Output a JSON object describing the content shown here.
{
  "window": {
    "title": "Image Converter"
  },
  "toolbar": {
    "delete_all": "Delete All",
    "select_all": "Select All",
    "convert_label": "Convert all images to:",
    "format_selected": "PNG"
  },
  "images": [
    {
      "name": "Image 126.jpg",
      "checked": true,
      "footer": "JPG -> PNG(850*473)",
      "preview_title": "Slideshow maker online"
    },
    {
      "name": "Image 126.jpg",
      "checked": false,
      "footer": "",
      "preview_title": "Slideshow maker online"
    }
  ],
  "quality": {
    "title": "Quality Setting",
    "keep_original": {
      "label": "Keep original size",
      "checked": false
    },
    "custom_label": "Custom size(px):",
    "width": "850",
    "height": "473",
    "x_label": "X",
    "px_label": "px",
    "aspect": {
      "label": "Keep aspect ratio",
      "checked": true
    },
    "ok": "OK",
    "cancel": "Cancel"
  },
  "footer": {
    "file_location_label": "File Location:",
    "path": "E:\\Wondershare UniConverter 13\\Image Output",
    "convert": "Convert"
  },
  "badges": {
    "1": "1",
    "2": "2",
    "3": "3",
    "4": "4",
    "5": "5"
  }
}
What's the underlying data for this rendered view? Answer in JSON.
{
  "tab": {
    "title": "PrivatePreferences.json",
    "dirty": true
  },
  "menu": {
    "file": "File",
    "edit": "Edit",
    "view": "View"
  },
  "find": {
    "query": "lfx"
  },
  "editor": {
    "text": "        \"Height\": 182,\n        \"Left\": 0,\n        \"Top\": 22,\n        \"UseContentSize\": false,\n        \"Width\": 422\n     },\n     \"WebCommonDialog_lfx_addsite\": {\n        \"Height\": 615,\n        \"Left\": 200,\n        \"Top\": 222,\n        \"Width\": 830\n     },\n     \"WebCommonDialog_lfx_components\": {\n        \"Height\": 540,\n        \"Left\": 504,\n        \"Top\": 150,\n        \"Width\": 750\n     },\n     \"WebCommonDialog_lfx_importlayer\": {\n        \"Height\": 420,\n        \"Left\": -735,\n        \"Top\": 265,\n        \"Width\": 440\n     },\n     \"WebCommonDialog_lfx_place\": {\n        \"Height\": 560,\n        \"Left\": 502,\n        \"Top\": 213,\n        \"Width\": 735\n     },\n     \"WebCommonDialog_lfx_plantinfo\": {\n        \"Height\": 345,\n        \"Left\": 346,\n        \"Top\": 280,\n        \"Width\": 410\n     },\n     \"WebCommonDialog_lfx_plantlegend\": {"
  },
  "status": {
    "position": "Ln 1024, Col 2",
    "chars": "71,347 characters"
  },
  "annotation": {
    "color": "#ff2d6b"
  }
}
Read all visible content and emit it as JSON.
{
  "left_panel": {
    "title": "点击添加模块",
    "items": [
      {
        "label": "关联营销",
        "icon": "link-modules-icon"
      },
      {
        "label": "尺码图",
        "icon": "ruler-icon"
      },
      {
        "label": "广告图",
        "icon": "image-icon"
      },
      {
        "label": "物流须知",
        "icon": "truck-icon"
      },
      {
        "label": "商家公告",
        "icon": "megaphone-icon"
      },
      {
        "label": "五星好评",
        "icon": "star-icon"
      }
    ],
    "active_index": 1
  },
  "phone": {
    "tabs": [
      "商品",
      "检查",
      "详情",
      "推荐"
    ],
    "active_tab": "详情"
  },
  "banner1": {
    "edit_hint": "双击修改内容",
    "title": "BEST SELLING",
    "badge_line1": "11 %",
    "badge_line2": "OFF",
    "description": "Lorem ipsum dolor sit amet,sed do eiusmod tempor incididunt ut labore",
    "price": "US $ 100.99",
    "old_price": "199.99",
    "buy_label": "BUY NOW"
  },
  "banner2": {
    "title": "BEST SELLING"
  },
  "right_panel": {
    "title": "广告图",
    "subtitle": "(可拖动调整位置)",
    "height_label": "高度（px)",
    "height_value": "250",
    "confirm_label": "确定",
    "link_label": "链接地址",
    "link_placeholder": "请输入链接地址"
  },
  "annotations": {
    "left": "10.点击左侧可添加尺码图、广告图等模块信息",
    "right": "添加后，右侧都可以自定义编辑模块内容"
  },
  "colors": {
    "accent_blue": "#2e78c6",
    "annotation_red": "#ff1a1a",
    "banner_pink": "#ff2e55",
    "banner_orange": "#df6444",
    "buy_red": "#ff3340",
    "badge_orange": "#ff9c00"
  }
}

-=-=-=-=-

Go through the listing above and pull out each line containing the word "footer".

      "footer": "JPG -> PNG(850*473)",
      "footer": "",
  "footer": {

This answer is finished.